====== BLOCCO DI TESTO

Perché dovrebbe piacervi Alita? Per farla breve, perché piace a James Cameron, gli piace così tanto che quando si rese conto di non riuscire a ottenerne i diritti si fece la sua Alita personale, ci mise dentro Jessica Alba e lo chiamò Dark Angel.

Battle Angel Alita, che nell’originale giapponese si chiama Gunnm, ovvero “sogno di una pistola”, mentre la protagonista si chiama Gally, è un manga di Yukito Kishiro uscito dal 1990 al 1995 è una storia abbastanza unica nel suo genere, non tanto perché si differenzi nello svolgimento da alcune classiche regole della narrazione giapponese, quanto per la consapevolezza del suo impianto derivativo e per la capacità di giocare e a volte sovvertire i pilastri fondanti dei seinen, ovvero i fumetti giapponesi pensati per un pubblico di giovani adulti. Inizialmente l'opera doveva chiamarsi Rain Maker, Alita/Gally era una comprimaria senza alcun tipo di crescita, una sorta di agente sul campo sintonizzata con una centrale operativa (tema che viene ripreso nella seconda parte dell'opera finale) in grado di usare armi da fuoco, il resto era tutto da inventare.

============
====== ESTRATTI DEI RECORD

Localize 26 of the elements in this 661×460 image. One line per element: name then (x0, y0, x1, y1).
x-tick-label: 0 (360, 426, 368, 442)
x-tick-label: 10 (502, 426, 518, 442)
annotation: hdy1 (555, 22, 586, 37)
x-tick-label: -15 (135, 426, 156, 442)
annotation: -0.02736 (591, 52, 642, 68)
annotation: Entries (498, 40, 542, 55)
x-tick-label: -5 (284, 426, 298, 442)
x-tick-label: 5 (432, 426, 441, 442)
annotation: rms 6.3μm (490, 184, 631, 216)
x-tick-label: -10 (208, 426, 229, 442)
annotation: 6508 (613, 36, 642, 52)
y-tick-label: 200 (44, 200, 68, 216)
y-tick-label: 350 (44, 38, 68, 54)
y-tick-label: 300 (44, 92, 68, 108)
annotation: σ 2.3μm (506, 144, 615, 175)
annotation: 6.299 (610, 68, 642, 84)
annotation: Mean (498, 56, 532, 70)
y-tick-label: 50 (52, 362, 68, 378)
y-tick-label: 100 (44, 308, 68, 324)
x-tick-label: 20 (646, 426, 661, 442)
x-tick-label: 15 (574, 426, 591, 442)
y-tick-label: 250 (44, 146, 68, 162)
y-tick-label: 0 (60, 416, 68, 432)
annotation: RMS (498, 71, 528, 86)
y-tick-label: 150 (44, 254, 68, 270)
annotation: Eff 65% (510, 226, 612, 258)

============

### ISTRUZIONI
1 - Trascriva il passo del testo su Battle Angel Alita da "Battle Angel Alita, che" a "tutto da inventare.", sostituendo "manga" con "fumetto".
2 - Risponda alle seguenti domande sul testo su Battle Angel Alita:
(a) Come si chiama l'opera in cui James Cameron mise Jessica Alba?
(b) In quali anni uscì il manga di Yukito Kishiro?
(c) Quale titolo doveva avere inizialmente l'opera?
I record non hanno alcun ruolo in queste attività.

### RISULTATI ATTESI
1 -
Battle Angel Alita, che nell’originale giapponese si chiama Gunnm, ovvero “sogno di una pistola”, mentre la protagonista si chiama Gally, è un fumetto di Yukito Kishiro uscito dal 1990 al 1995 è una storia abbastanza unica nel suo genere, non tanto perché si differenzi nello svolgimento da alcune classiche regole della narrazione giapponese, quanto per la consapevolezza del suo impianto derivativo e per la capacità di giocare e a volte sovvertire i pilastri fondanti dei seinen, ovvero i fumetti giapponesi pensati per un pubblico di giovani adulti. Inizialmente l'opera doveva chiamarsi Rain Maker, Alita/Gally era una comprimaria senza alcun tipo di crescita, una sorta di agente sul campo sintonizzata con una centrale operativa (tema che viene ripreso nella seconda parte dell'opera finale) in grado di usare armi da fuoco, il resto era tutto da inventare.

2 -
(a) Dark Angel.
(b) Dal 1990 al 1995.
(c) Rain Maker.